Copy out each of the records below line for line, with every character unchanged.

begin

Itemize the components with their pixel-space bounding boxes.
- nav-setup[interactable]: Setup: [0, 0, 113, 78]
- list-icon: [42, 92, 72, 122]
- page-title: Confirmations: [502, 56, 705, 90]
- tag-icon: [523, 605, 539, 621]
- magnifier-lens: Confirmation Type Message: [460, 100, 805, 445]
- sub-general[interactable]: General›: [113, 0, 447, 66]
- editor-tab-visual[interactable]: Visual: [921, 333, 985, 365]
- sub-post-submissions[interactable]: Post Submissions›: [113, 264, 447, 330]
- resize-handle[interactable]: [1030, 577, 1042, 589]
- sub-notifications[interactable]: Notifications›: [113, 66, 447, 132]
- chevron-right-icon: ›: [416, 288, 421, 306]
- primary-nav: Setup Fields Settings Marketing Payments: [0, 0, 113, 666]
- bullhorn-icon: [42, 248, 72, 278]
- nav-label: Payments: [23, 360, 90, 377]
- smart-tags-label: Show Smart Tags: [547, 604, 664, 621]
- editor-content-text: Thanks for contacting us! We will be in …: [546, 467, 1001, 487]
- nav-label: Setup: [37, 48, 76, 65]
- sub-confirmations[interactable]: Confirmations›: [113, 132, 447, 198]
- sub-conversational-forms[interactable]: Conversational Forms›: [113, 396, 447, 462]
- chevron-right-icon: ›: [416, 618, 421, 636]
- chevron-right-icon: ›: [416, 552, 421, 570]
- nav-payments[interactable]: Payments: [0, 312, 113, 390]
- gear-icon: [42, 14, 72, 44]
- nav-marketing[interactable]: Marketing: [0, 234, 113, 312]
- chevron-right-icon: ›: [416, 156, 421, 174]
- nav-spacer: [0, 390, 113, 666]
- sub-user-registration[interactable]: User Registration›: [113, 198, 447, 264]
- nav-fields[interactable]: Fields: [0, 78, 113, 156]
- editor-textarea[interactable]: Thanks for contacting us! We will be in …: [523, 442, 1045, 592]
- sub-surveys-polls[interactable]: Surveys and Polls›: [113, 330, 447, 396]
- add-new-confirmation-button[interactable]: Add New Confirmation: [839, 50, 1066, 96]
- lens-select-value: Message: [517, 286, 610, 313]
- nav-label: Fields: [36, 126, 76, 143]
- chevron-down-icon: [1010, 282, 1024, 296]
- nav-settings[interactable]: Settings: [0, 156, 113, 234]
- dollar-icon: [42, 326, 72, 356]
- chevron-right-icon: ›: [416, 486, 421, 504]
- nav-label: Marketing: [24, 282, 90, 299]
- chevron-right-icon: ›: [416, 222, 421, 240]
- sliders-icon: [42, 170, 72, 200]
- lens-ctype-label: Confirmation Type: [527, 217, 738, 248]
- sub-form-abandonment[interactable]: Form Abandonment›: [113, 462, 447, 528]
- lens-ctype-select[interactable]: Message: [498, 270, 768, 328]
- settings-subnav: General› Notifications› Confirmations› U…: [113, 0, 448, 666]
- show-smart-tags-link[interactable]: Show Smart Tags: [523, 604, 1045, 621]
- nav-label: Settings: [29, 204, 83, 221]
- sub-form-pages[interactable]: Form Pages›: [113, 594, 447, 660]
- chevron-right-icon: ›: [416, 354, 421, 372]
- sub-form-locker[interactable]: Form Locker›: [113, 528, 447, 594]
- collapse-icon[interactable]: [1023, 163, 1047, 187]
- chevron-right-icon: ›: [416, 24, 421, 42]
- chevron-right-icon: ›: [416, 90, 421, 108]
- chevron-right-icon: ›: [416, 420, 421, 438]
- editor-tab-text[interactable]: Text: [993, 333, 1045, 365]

end

_Output for this task_.
Itemize the components with their pixel-space bounding boxes.
- nav-setup[interactable]: Setup: [0, 0, 113, 78]
- list-icon: [42, 92, 72, 122]
- page-title: Confirmations: [502, 56, 705, 90]
- tag-icon: [523, 605, 539, 621]
- magnifier-lens: Confirmation Type Message: [460, 100, 805, 445]
- sub-general[interactable]: General›: [113, 0, 447, 66]
- editor-tab-visual[interactable]: Visual: [921, 333, 985, 365]
- sub-post-submissions[interactable]: Post Submissions›: [113, 264, 447, 330]
- resize-handle[interactable]: [1030, 577, 1042, 589]
- sub-notifications[interactable]: Notifications›: [113, 66, 447, 132]
- chevron-right-icon: ›: [416, 288, 421, 306]
- primary-nav: Setup Fields Settings Marketing Payments: [0, 0, 113, 666]
- bullhorn-icon: [42, 248, 72, 278]
- nav-label: Payments: [23, 360, 90, 377]
- smart-tags-label: Show Smart Tags: [547, 604, 664, 621]
- editor-content-text: Thanks for contacting us! We will be in …: [546, 467, 1001, 487]
- nav-label: Setup: [37, 48, 76, 65]
- sub-confirmations[interactable]: Confirmations›: [113, 132, 447, 198]
- sub-conversational-forms[interactable]: Conversational Forms›: [113, 396, 447, 462]
- chevron-right-icon: ›: [416, 618, 421, 636]
- chevron-right-icon: ›: [416, 552, 421, 570]
- nav-payments[interactable]: Payments: [0, 312, 113, 390]
- gear-icon: [42, 14, 72, 44]
- nav-marketing[interactable]: Marketing: [0, 234, 113, 312]
- chevron-right-icon: ›: [416, 156, 421, 174]
- nav-spacer: [0, 390, 113, 666]
- sub-user-registration[interactable]: User Registration›: [113, 198, 447, 264]
- nav-fields[interactable]: Fields: [0, 78, 113, 156]
- editor-textarea[interactable]: Thanks for contacting us! We will be in …: [523, 442, 1045, 592]
- sub-surveys-polls[interactable]: Surveys and Polls›: [113, 330, 447, 396]
- add-new-confirmation-button[interactable]: Add New Confirmation: [839, 50, 1066, 96]
- lens-select-value: Message: [517, 286, 610, 313]
- nav-label: Fields: [36, 126, 76, 143]
- chevron-down-icon: [1010, 282, 1024, 296]
- nav-settings[interactable]: Settings: [0, 156, 113, 234]
- dollar-icon: [42, 326, 72, 356]
- chevron-right-icon: ›: [416, 486, 421, 504]
- nav-label: Marketing: [24, 282, 90, 299]
- chevron-right-icon: ›: [416, 222, 421, 240]
- sliders-icon: [42, 170, 72, 200]
- lens-ctype-label: Confirmation Type: [527, 217, 738, 248]
- sub-form-abandonment[interactable]: Form Abandonment›: [113, 462, 447, 528]
- lens-ctype-select[interactable]: Message: [498, 270, 768, 328]
- settings-subnav: General› Notifications› Confirmations› U…: [113, 0, 448, 666]
- show-smart-tags-link[interactable]: Show Smart Tags: [523, 604, 1045, 621]
- nav-label: Settings: [29, 204, 83, 221]
- sub-form-pages[interactable]: Form Pages›: [113, 594, 447, 660]
- chevron-right-icon: ›: [416, 354, 421, 372]
- sub-form-locker[interactable]: Form Locker›: [113, 528, 447, 594]
- collapse-icon[interactable]: [1023, 163, 1047, 187]
- chevron-right-icon: ›: [416, 24, 421, 42]
- chevron-right-icon: ›: [416, 90, 421, 108]
- chevron-right-icon: ›: [416, 420, 421, 438]
- editor-tab-text[interactable]: Text: [993, 333, 1045, 365]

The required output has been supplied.